### WORK TO COMPLETE
Identify and reproduce every line holding the string "screenshot".
# Start of DATA LISTING
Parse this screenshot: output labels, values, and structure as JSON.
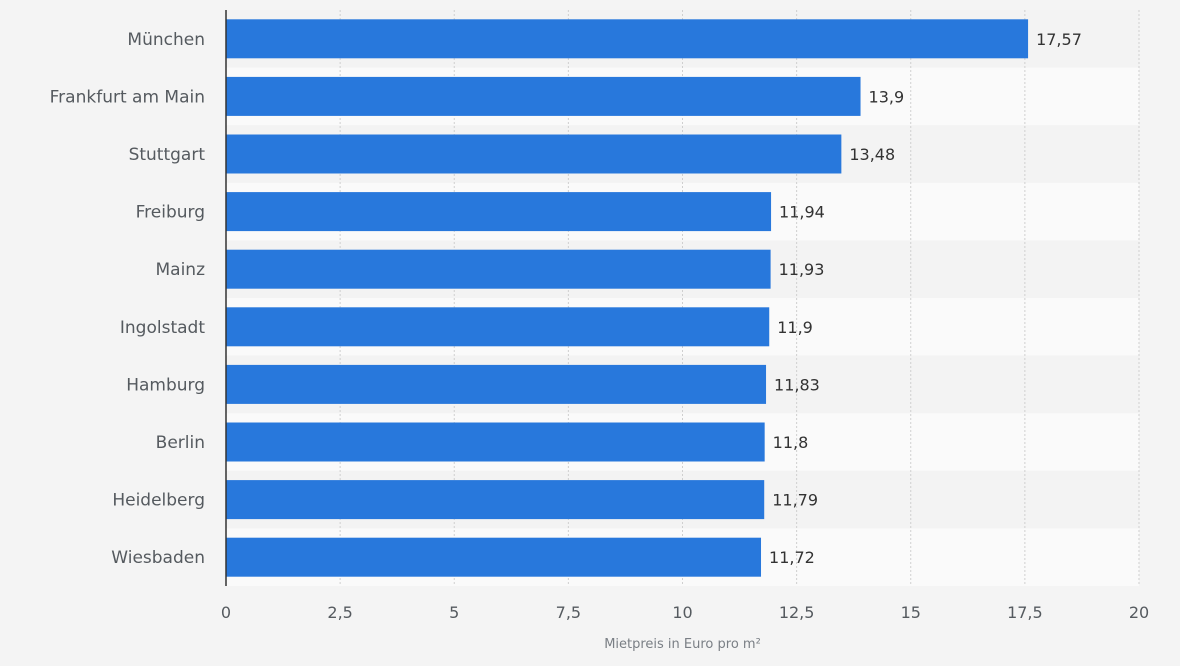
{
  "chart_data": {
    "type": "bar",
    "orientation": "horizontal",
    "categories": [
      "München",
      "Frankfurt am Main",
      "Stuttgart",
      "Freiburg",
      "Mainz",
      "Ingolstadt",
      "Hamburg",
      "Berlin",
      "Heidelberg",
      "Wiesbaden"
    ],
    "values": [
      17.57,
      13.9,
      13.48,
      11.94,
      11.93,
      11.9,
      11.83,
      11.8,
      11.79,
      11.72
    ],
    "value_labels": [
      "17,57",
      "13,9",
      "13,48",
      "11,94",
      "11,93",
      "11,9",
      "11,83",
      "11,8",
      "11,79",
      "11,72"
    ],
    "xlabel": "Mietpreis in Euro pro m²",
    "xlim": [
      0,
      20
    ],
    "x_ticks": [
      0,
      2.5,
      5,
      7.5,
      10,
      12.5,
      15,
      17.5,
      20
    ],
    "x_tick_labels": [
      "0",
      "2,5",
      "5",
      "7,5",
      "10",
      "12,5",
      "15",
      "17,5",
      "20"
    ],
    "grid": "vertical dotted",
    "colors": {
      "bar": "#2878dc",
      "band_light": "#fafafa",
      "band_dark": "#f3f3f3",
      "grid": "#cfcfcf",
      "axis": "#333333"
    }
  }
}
# End of DATA LISTING
# Start of DATA LISTING
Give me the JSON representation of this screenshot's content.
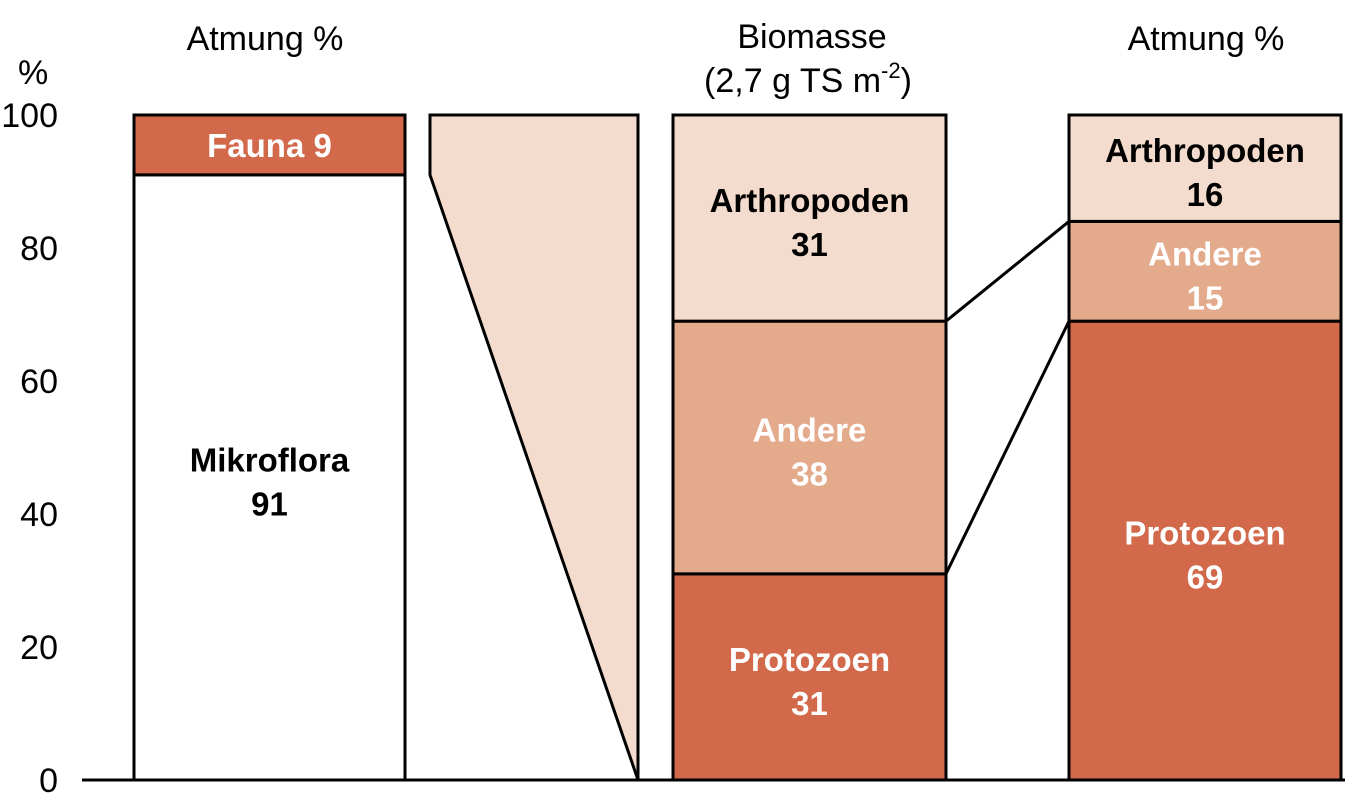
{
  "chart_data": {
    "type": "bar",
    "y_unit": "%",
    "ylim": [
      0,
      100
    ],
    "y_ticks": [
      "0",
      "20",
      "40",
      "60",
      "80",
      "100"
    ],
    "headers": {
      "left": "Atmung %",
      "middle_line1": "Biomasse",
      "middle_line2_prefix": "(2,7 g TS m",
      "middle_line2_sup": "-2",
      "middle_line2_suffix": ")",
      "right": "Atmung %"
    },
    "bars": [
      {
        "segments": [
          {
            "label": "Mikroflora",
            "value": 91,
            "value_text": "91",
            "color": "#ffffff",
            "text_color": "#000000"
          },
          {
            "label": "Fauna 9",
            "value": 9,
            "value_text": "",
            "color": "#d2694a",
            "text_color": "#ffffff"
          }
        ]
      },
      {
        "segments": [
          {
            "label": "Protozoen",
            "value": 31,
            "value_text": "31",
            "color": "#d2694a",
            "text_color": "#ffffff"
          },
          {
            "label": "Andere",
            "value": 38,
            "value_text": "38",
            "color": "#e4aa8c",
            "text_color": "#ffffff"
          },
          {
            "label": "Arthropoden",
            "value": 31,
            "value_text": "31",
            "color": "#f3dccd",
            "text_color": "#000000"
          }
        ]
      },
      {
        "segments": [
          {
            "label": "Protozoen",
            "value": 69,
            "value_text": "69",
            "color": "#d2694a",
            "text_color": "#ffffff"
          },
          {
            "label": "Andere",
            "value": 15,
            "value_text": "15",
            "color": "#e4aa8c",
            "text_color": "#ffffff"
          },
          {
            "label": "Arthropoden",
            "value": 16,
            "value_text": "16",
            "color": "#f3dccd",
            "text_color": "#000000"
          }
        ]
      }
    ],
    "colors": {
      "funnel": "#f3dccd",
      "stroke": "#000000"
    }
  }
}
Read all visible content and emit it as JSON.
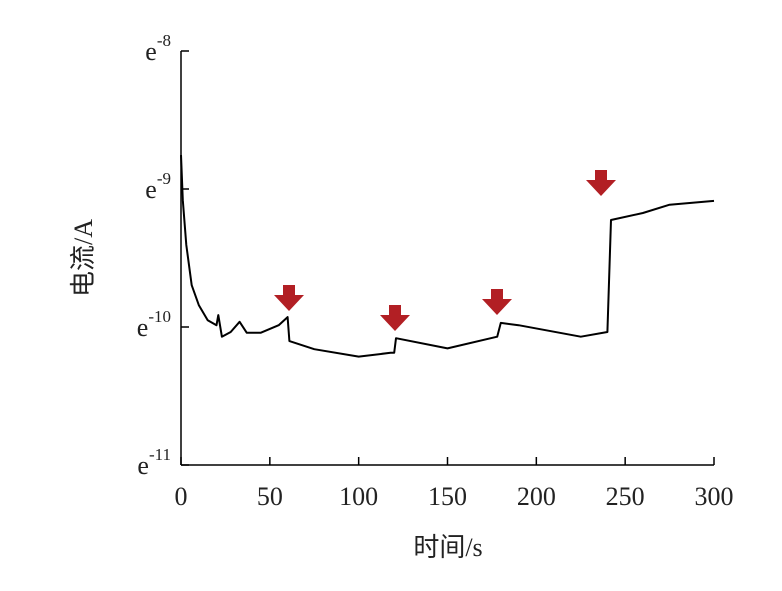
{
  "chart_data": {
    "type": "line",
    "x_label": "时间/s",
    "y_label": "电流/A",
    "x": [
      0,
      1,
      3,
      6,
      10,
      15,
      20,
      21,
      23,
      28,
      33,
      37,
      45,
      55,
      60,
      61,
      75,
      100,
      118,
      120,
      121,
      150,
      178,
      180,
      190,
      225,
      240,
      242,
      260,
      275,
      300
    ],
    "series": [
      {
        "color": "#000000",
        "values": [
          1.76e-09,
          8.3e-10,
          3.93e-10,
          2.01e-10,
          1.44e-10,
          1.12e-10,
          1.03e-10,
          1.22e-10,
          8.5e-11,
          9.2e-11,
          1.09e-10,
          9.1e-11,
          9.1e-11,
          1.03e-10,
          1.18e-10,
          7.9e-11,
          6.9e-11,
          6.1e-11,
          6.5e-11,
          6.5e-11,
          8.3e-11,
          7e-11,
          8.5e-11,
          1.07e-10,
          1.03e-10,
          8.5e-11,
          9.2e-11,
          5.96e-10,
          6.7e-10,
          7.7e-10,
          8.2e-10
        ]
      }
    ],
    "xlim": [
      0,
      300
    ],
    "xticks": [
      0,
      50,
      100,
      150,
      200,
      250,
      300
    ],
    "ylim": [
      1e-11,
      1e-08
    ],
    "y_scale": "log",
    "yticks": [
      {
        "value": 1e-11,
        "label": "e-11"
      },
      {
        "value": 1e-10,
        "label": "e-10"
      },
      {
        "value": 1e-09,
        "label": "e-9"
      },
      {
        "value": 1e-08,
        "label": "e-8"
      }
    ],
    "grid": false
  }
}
# End of DATA LISTING
### EXPECTED ANSWER
Parse this screenshot: output labels, values, and structure as JSON.
Give me the JSON representation of this screenshot's content.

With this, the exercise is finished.